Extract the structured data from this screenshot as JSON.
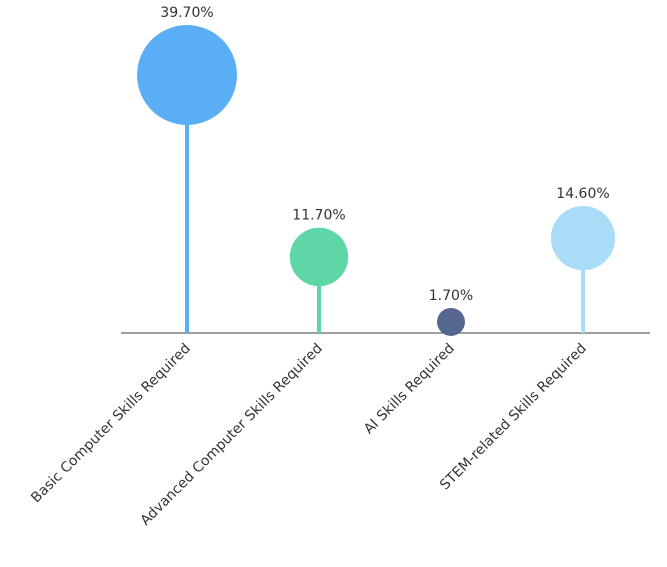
{
  "chart_data": {
    "type": "lollipop",
    "categories": [
      "Basic Computer Skills Required",
      "Advanced Computer Skills Required",
      "AI Skills Required",
      "STEM-related Skills Required"
    ],
    "values": [
      39.7,
      11.7,
      1.7,
      14.6
    ],
    "value_labels": [
      "39.70%",
      "11.70%",
      "1.70%",
      "14.60%"
    ],
    "colors": [
      "#5aaef5",
      "#5ed6a8",
      "#56688f",
      "#a8dcf7"
    ]
  }
}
=-=-=
[The request]:
Your task is to reproduce all of the material exactly. The pictures stay out.

[Finished task]:
Extract the structured data from this screenshot as JSON.
{
  "chart_data": {
    "type": "lollipop",
    "categories": [
      "Basic Computer Skills Required",
      "Advanced Computer Skills Required",
      "AI Skills Required",
      "STEM-related Skills Required"
    ],
    "values": [
      39.7,
      11.7,
      1.7,
      14.6
    ],
    "value_labels": [
      "39.70%",
      "11.70%",
      "1.70%",
      "14.60%"
    ],
    "colors": [
      "#5aaef5",
      "#5ed6a8",
      "#56688f",
      "#a8dcf7"
    ]
  }
}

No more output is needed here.